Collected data
____
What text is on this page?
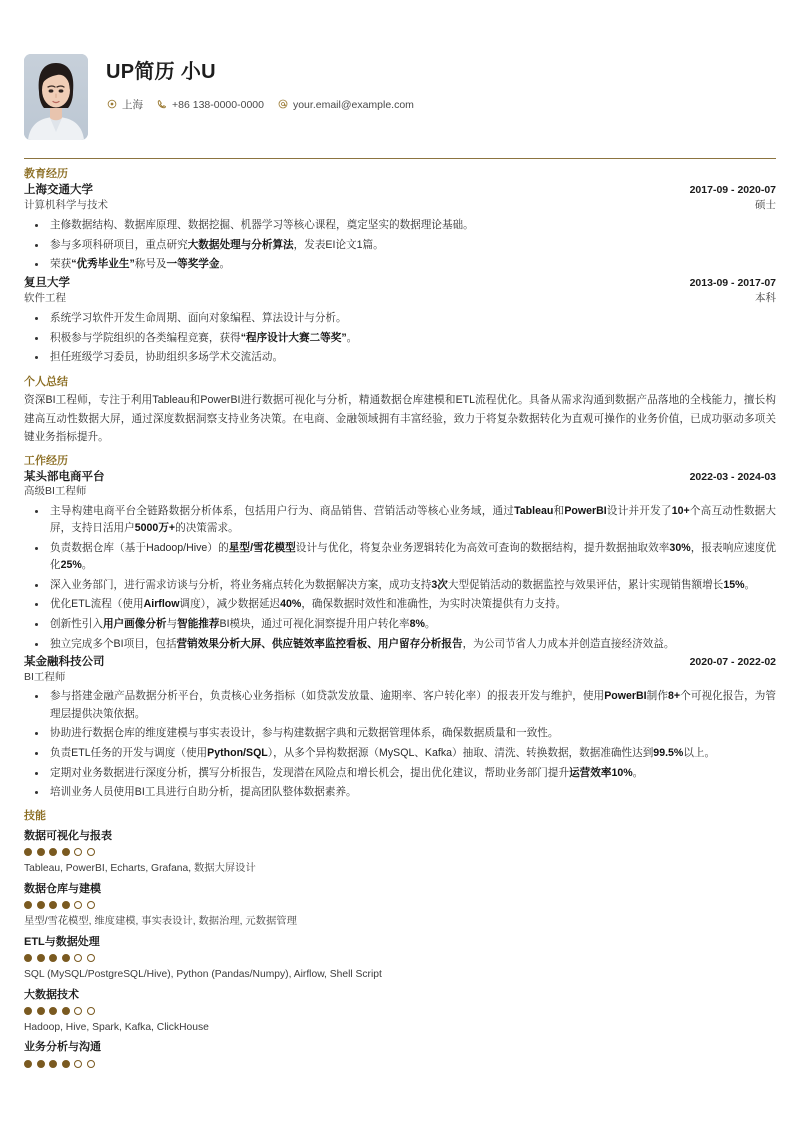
UP简历 小U
上海	+86 138-0000-0000	your.email@example.com
教育经历
上海交通大学	2017-09 - 2020-07
计算机科学与技术	硕士
主修数据结构、数据库原理、数据挖掘、机器学习等核心课程，奠定坚实的数据理论基础。
参与多项科研项目，重点研究大数据处理与分析算法，发表EI论文1篇。
荣获“优秀毕业生”称号及一等奖学金。
复旦大学	2013-09 - 2017-07
软件工程	本科
系统学习软件开发生命周期、面向对象编程、算法设计与分析。
积极参与学院组织的各类编程竞赛，获得“程序设计大赛二等奖”。
担任班级学习委员，协助组织多场学术交流活动。
个人总结
资深BI工程师，专注于利用Tableau和PowerBI进行数据可视化与分析，精通数据仓库建模和ETL流程优化。具备从需求沟通到数据产品落地的全栈能力，擅长构建高互动性数据大屏，通过深度数据洞察支持业务决策。在电商、金融领域拥有丰富经验，致力于将复杂数据转化为直观可操作的业务价值，已成功驱动多项关键业务指标提升。
工作经历
某头部电商平台	2022-03 - 2024-03
高级BI工程师
主导构建电商平台全链路数据分析体系，包括用户行为、商品销售、营销活动等核心业务域，通过Tableau和PowerBI设计并开发了10+个高互动性数据大屏，支持日活用户5000万+的决策需求。
负责数据仓库（基于Hadoop/Hive）的星型/雪花模型设计与优化，将复杂业务逻辑转化为高效可查询的数据结构，提升数据抽取效率30%，报表响应速度优化25%。
深入业务部门，进行需求访谈与分析，将业务痛点转化为数据解决方案，成功支持3次大型促销活动的数据监控与效果评估，累计实现销售额增长15%。
优化ETL流程（使用Airflow调度），减少数据延迟40%，确保数据时效性和准确性，为实时决策提供有力支持。
创新性引入用户画像分析与智能推荐BI模块，通过可视化洞察提升用户转化率8%。
独立完成多个BI项目，包括营销效果分析大屏、供应链效率监控看板、用户留存分析报告，为公司节省人力成本并创造直接经济效益。
某金融科技公司	2020-07 - 2022-02
BI工程师
参与搭建金融产品数据分析平台，负责核心业务指标（如贷款发放量、逾期率、客户转化率）的报表开发与维护，使用PowerBI制作8+个可视化报告，为管理层提供决策依据。
协助进行数据仓库的维度建模与事实表设计，参与构建数据字典和元数据管理体系，确保数据质量和一致性。
负责ETL任务的开发与调度（使用Python/SQL），从多个异构数据源（MySQL、Kafka）抽取、清洗、转换数据，数据准确性达到99.5%以上。
定期对业务数据进行深度分析，撰写分析报告，发现潜在风险点和增长机会，提出优化建议，帮助业务部门提升运营效率10%。
培训业务人员使用BI工具进行自助分析，提高团队整体数据素养。
技能
数据可视化与报表
Tableau, PowerBI, Echarts, Grafana, 数据大屏设计
数据仓库与建模
星型/雪花模型, 维度建模, 事实表设计, 数据治理, 元数据管理
ETL与数据处理
SQL (MySQL/PostgreSQL/Hive), Python (Pandas/Numpy), Airflow, Shell Script
大数据技术
Hadoop, Hive, Spark, Kafka, ClickHouse
业务分析与沟通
____
▶ **TASK DESCRIPTION**:
Transcribe the whole listing exactly. Pictures stay out of your copy.

▶ **TASK RESULT**:
What text is on this page?
UP简历 小U
上海	+86 138-0000-0000	your.email@example.com
教育经历
上海交通大学	2017-09 - 2020-07
计算机科学与技术	硕士
主修数据结构、数据库原理、数据挖掘、机器学习等核心课程，奠定坚实的数据理论基础。
参与多项科研项目，重点研究大数据处理与分析算法，发表EI论文1篇。
荣获“优秀毕业生”称号及一等奖学金。
复旦大学	2013-09 - 2017-07
软件工程	本科
系统学习软件开发生命周期、面向对象编程、算法设计与分析。
积极参与学院组织的各类编程竞赛，获得“程序设计大赛二等奖”。
担任班级学习委员，协助组织多场学术交流活动。
个人总结
资深BI工程师，专注于利用Tableau和PowerBI进行数据可视化与分析，精通数据仓库建模和ETL流程优化。具备从需求沟通到数据产品落地的全栈能力，擅长构建高互动性数据大屏，通过深度数据洞察支持业务决策。在电商、金融领域拥有丰富经验，致力于将复杂数据转化为直观可操作的业务价值，已成功驱动多项关键业务指标提升。
工作经历
某头部电商平台	2022-03 - 2024-03
高级BI工程师
主导构建电商平台全链路数据分析体系，包括用户行为、商品销售、营销活动等核心业务域，通过Tableau和PowerBI设计并开发了10+个高互动性数据大屏，支持日活用户5000万+的决策需求。
负责数据仓库（基于Hadoop/Hive）的星型/雪花模型设计与优化，将复杂业务逻辑转化为高效可查询的数据结构，提升数据抽取效率30%，报表响应速度优化25%。
深入业务部门，进行需求访谈与分析，将业务痛点转化为数据解决方案，成功支持3次大型促销活动的数据监控与效果评估，累计实现销售额增长15%。
优化ETL流程（使用Airflow调度），减少数据延迟40%，确保数据时效性和准确性，为实时决策提供有力支持。
创新性引入用户画像分析与智能推荐BI模块，通过可视化洞察提升用户转化率8%。
独立完成多个BI项目，包括营销效果分析大屏、供应链效率监控看板、用户留存分析报告，为公司节省人力成本并创造直接经济效益。
某金融科技公司	2020-07 - 2022-02
BI工程师
参与搭建金融产品数据分析平台，负责核心业务指标（如贷款发放量、逾期率、客户转化率）的报表开发与维护，使用PowerBI制作8+个可视化报告，为管理层提供决策依据。
协助进行数据仓库的维度建模与事实表设计，参与构建数据字典和元数据管理体系，确保数据质量和一致性。
负责ETL任务的开发与调度（使用Python/SQL），从多个异构数据源（MySQL、Kafka）抽取、清洗、转换数据，数据准确性达到99.5%以上。
定期对业务数据进行深度分析，撰写分析报告，发现潜在风险点和增长机会，提出优化建议，帮助业务部门提升运营效率10%。
培训业务人员使用BI工具进行自助分析，提高团队整体数据素养。
技能
数据可视化与报表
Tableau, PowerBI, Echarts, Grafana, 数据大屏设计
数据仓库与建模
星型/雪花模型, 维度建模, 事实表设计, 数据治理, 元数据管理
ETL与数据处理
SQL (MySQL/PostgreSQL/Hive), Python (Pandas/Numpy), Airflow, Shell Script
大数据技术
Hadoop, Hive, Spark, Kafka, ClickHouse
业务分析与沟通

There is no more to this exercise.